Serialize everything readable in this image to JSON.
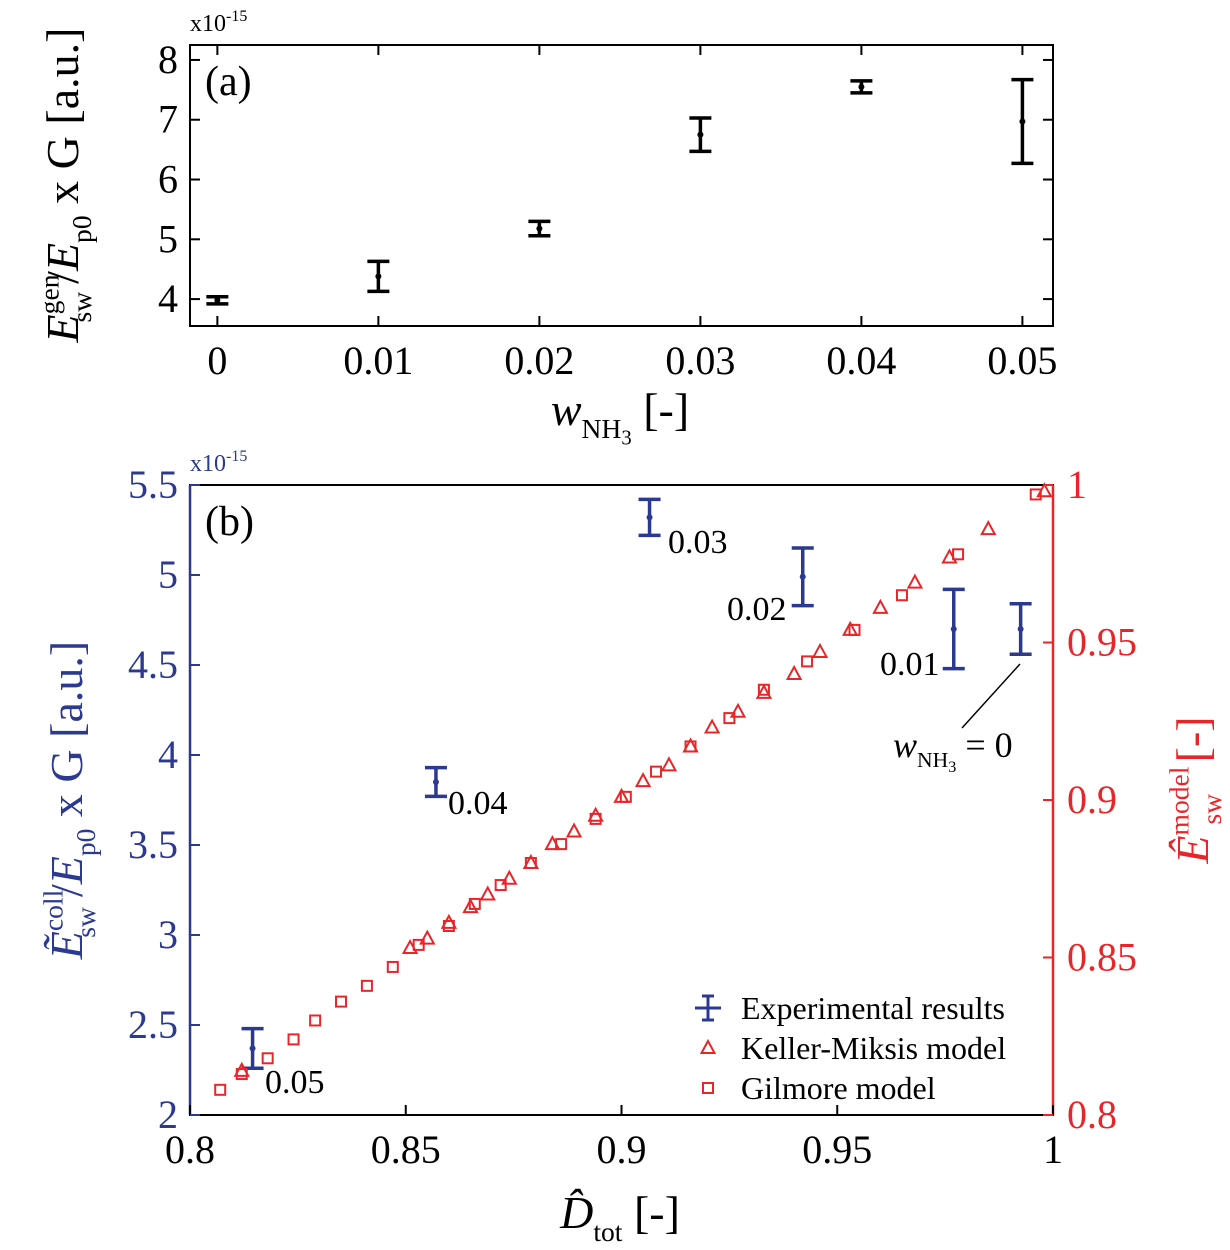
{
  "chart_data": [
    {
      "type": "errorbar",
      "panel_label": "(a)",
      "exponent_label": {
        "base": "x10",
        "power": "-15"
      },
      "xlabel": [
        "w",
        "NH",
        "3",
        " [-]"
      ],
      "ylabel": [
        "E",
        "gen",
        "sw",
        "/",
        "E",
        "p0",
        " x G [a.u.]"
      ],
      "x": [
        0,
        0.01,
        0.02,
        0.03,
        0.04,
        0.05
      ],
      "series": [
        {
          "color": "#000000",
          "values": [
            3.98,
            4.38,
            5.18,
            6.75,
            7.55,
            6.97
          ],
          "errors": [
            0.06,
            0.25,
            0.12,
            0.28,
            0.1,
            0.7
          ]
        }
      ],
      "xlim": [
        -0.0017,
        0.0519
      ],
      "ylim": [
        3.55,
        8.25
      ],
      "xticks": [
        0,
        0.01,
        0.02,
        0.03,
        0.04,
        0.05
      ],
      "yticks": [
        4,
        5,
        6,
        7,
        8
      ]
    },
    {
      "type": "errorbar",
      "panel_label": "(b)",
      "exponent_label": {
        "base": "x10",
        "power": "-15"
      },
      "xlabel": [
        "D̂",
        "tot",
        " [-]"
      ],
      "ylabel": [
        "Ẽ",
        "coll",
        "sw",
        "/",
        "E",
        "p0",
        " x G [a.u.]"
      ],
      "y2label": [
        "Ê",
        "model",
        "sw",
        " [-]"
      ],
      "series": [
        {
          "name": "Experimental results",
          "color": "#2b3990",
          "marker": "errorbar",
          "x": [
            0.8145,
            0.857,
            0.9065,
            0.942,
            0.977,
            0.9925
          ],
          "values": [
            2.37,
            3.85,
            5.32,
            4.99,
            4.7,
            4.7
          ],
          "errors": [
            0.11,
            0.08,
            0.1,
            0.16,
            0.22,
            0.14
          ]
        },
        {
          "name": "Keller-Miksis model",
          "color": "#e8262a",
          "marker": "triangle",
          "axis": "y2",
          "x": [
            0.812,
            0.851,
            0.855,
            0.86,
            0.865,
            0.869,
            0.874,
            0.879,
            0.884,
            0.889,
            0.894,
            0.9,
            0.905,
            0.911,
            0.916,
            0.921,
            0.927,
            0.933,
            0.94,
            0.946,
            0.953,
            0.96,
            0.968,
            0.976,
            0.985,
            0.998
          ],
          "values": [
            0.814,
            0.853,
            0.856,
            0.861,
            0.866,
            0.87,
            0.875,
            0.88,
            0.886,
            0.89,
            0.895,
            0.901,
            0.906,
            0.911,
            0.917,
            0.923,
            0.928,
            0.934,
            0.94,
            0.947,
            0.954,
            0.961,
            0.969,
            0.977,
            0.986,
            0.998
          ]
        },
        {
          "name": "Gilmore model",
          "color": "#e8262a",
          "marker": "square",
          "axis": "y2",
          "x": [
            0.807,
            0.812,
            0.818,
            0.824,
            0.829,
            0.835,
            0.841,
            0.847,
            0.853,
            0.86,
            0.866,
            0.872,
            0.879,
            0.886,
            0.894,
            0.901,
            0.908,
            0.916,
            0.925,
            0.933,
            0.943,
            0.954,
            0.965,
            0.978,
            0.996
          ],
          "values": [
            0.808,
            0.813,
            0.818,
            0.824,
            0.83,
            0.836,
            0.841,
            0.847,
            0.854,
            0.86,
            0.867,
            0.873,
            0.88,
            0.886,
            0.894,
            0.901,
            0.909,
            0.917,
            0.926,
            0.935,
            0.944,
            0.954,
            0.965,
            0.978,
            0.997
          ]
        }
      ],
      "annotations": [
        "0.05",
        "0.04",
        "0.03",
        "0.02",
        "0.01"
      ],
      "zero_annotation": [
        "w",
        "NH",
        "3",
        " = 0"
      ],
      "xlim": [
        0.8,
        1
      ],
      "ylim": [
        2,
        5.5
      ],
      "y2lim": [
        0.8,
        1
      ],
      "xticks": [
        0.8,
        0.85,
        0.9,
        0.95,
        1
      ],
      "yticks": [
        2,
        2.5,
        3,
        3.5,
        4,
        4.5,
        5,
        5.5
      ],
      "y2ticks": [
        0.8,
        0.85,
        0.9,
        0.95,
        1
      ],
      "left_axis_color": "#2b3990",
      "right_axis_color": "#e8262a",
      "legend": "lower right"
    }
  ]
}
───
Print the complete listing exactly as it stands, without its pictures.

■ FINISHED EXERCISE:
Serialize everything readable in this image to JSON.
{
  "chart_data": [
    {
      "type": "errorbar",
      "panel_label": "(a)",
      "exponent_label": {
        "base": "x10",
        "power": "-15"
      },
      "xlabel": [
        "w",
        "NH",
        "3",
        " [-]"
      ],
      "ylabel": [
        "E",
        "gen",
        "sw",
        "/",
        "E",
        "p0",
        " x G [a.u.]"
      ],
      "x": [
        0,
        0.01,
        0.02,
        0.03,
        0.04,
        0.05
      ],
      "series": [
        {
          "color": "#000000",
          "values": [
            3.98,
            4.38,
            5.18,
            6.75,
            7.55,
            6.97
          ],
          "errors": [
            0.06,
            0.25,
            0.12,
            0.28,
            0.1,
            0.7
          ]
        }
      ],
      "xlim": [
        -0.0017,
        0.0519
      ],
      "ylim": [
        3.55,
        8.25
      ],
      "xticks": [
        0,
        0.01,
        0.02,
        0.03,
        0.04,
        0.05
      ],
      "yticks": [
        4,
        5,
        6,
        7,
        8
      ]
    },
    {
      "type": "errorbar",
      "panel_label": "(b)",
      "exponent_label": {
        "base": "x10",
        "power": "-15"
      },
      "xlabel": [
        "D̂",
        "tot",
        " [-]"
      ],
      "ylabel": [
        "Ẽ",
        "coll",
        "sw",
        "/",
        "E",
        "p0",
        " x G [a.u.]"
      ],
      "y2label": [
        "Ê",
        "model",
        "sw",
        " [-]"
      ],
      "series": [
        {
          "name": "Experimental results",
          "color": "#2b3990",
          "marker": "errorbar",
          "x": [
            0.8145,
            0.857,
            0.9065,
            0.942,
            0.977,
            0.9925
          ],
          "values": [
            2.37,
            3.85,
            5.32,
            4.99,
            4.7,
            4.7
          ],
          "errors": [
            0.11,
            0.08,
            0.1,
            0.16,
            0.22,
            0.14
          ]
        },
        {
          "name": "Keller-Miksis model",
          "color": "#e8262a",
          "marker": "triangle",
          "axis": "y2",
          "x": [
            0.812,
            0.851,
            0.855,
            0.86,
            0.865,
            0.869,
            0.874,
            0.879,
            0.884,
            0.889,
            0.894,
            0.9,
            0.905,
            0.911,
            0.916,
            0.921,
            0.927,
            0.933,
            0.94,
            0.946,
            0.953,
            0.96,
            0.968,
            0.976,
            0.985,
            0.998
          ],
          "values": [
            0.814,
            0.853,
            0.856,
            0.861,
            0.866,
            0.87,
            0.875,
            0.88,
            0.886,
            0.89,
            0.895,
            0.901,
            0.906,
            0.911,
            0.917,
            0.923,
            0.928,
            0.934,
            0.94,
            0.947,
            0.954,
            0.961,
            0.969,
            0.977,
            0.986,
            0.998
          ]
        },
        {
          "name": "Gilmore model",
          "color": "#e8262a",
          "marker": "square",
          "axis": "y2",
          "x": [
            0.807,
            0.812,
            0.818,
            0.824,
            0.829,
            0.835,
            0.841,
            0.847,
            0.853,
            0.86,
            0.866,
            0.872,
            0.879,
            0.886,
            0.894,
            0.901,
            0.908,
            0.916,
            0.925,
            0.933,
            0.943,
            0.954,
            0.965,
            0.978,
            0.996
          ],
          "values": [
            0.808,
            0.813,
            0.818,
            0.824,
            0.83,
            0.836,
            0.841,
            0.847,
            0.854,
            0.86,
            0.867,
            0.873,
            0.88,
            0.886,
            0.894,
            0.901,
            0.909,
            0.917,
            0.926,
            0.935,
            0.944,
            0.954,
            0.965,
            0.978,
            0.997
          ]
        }
      ],
      "annotations": [
        "0.05",
        "0.04",
        "0.03",
        "0.02",
        "0.01"
      ],
      "zero_annotation": [
        "w",
        "NH",
        "3",
        " = 0"
      ],
      "xlim": [
        0.8,
        1
      ],
      "ylim": [
        2,
        5.5
      ],
      "y2lim": [
        0.8,
        1
      ],
      "xticks": [
        0.8,
        0.85,
        0.9,
        0.95,
        1
      ],
      "yticks": [
        2,
        2.5,
        3,
        3.5,
        4,
        4.5,
        5,
        5.5
      ],
      "y2ticks": [
        0.8,
        0.85,
        0.9,
        0.95,
        1
      ],
      "left_axis_color": "#2b3990",
      "right_axis_color": "#e8262a",
      "legend": "lower right"
    }
  ]
}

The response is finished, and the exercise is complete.